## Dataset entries

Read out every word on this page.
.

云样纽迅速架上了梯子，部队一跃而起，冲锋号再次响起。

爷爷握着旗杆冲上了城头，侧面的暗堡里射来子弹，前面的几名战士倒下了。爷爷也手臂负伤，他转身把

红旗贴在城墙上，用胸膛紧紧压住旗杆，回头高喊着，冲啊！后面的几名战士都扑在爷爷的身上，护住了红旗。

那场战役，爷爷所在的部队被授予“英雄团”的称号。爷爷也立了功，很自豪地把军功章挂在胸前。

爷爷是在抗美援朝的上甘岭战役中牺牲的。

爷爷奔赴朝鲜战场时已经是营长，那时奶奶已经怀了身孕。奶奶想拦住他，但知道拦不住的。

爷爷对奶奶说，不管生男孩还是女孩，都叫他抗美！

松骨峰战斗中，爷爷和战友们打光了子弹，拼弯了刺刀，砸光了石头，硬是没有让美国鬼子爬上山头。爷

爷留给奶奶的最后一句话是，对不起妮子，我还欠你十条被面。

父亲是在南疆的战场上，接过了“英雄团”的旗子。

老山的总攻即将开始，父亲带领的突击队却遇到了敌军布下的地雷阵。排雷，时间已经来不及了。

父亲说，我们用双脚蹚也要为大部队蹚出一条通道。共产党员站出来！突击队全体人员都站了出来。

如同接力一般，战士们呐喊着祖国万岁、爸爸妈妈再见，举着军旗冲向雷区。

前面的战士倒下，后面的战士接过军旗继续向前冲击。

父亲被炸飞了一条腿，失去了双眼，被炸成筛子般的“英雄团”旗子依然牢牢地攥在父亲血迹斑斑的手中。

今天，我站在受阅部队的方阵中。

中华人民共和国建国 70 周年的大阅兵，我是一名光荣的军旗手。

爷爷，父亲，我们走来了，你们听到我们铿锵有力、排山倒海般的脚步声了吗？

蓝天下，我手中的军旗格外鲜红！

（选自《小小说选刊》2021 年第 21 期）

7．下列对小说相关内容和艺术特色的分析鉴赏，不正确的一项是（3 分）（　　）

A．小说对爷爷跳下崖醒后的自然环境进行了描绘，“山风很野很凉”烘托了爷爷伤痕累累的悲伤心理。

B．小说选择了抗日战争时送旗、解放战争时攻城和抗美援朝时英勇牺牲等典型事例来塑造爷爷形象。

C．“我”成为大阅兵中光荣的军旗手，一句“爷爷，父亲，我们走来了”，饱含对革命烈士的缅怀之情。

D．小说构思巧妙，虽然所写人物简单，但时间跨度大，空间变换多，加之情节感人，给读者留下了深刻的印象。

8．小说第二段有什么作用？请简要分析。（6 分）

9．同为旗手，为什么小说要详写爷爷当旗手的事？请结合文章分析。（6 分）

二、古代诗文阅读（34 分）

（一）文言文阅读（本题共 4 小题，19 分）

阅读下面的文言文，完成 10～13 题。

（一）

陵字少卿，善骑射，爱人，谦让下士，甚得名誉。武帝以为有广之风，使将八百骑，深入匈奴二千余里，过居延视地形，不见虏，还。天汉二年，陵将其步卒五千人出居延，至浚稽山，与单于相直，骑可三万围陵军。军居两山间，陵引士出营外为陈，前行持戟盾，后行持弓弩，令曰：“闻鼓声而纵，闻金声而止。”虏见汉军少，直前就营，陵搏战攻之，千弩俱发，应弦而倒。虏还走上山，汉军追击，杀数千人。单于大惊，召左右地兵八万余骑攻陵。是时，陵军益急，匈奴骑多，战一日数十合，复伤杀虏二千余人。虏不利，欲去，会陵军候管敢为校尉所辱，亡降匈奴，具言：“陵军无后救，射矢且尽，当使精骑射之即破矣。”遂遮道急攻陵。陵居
* * *
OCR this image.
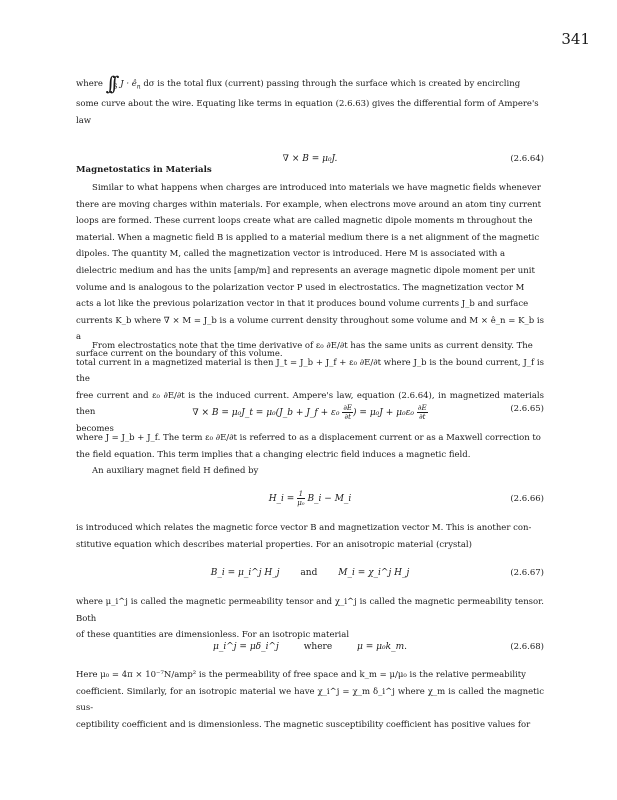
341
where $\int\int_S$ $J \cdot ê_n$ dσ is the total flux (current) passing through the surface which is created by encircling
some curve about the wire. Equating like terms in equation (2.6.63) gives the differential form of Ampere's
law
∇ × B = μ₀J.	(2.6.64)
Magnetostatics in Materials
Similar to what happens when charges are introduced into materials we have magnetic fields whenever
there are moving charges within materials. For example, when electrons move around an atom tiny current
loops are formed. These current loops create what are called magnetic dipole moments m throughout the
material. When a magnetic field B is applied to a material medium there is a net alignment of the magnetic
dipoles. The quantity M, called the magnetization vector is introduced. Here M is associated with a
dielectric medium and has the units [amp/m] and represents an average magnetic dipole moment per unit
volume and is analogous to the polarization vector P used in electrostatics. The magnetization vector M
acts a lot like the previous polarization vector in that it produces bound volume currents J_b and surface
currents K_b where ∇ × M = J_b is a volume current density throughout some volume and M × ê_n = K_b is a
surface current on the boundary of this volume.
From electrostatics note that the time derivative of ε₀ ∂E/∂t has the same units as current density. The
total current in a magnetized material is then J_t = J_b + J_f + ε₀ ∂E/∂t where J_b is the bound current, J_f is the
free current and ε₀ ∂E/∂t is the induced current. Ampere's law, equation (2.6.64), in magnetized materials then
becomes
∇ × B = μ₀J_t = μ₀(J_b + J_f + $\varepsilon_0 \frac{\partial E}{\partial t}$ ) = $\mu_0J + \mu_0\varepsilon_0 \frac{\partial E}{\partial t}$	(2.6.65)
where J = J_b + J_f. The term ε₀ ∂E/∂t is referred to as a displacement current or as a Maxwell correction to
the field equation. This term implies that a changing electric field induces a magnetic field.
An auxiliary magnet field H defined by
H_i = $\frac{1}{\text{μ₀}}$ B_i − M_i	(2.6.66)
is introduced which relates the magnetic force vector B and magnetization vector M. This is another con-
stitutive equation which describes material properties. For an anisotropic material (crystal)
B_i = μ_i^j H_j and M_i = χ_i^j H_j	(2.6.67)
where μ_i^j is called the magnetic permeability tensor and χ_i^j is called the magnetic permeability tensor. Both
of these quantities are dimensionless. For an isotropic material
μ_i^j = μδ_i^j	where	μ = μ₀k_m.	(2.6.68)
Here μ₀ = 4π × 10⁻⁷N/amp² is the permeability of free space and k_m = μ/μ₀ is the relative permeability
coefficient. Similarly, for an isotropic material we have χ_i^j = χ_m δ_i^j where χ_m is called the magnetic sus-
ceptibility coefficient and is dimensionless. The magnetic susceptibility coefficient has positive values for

## Problem
Lines containing the word "like" are to be counted in the listing; state their number alone.

## Answer for this exercise
2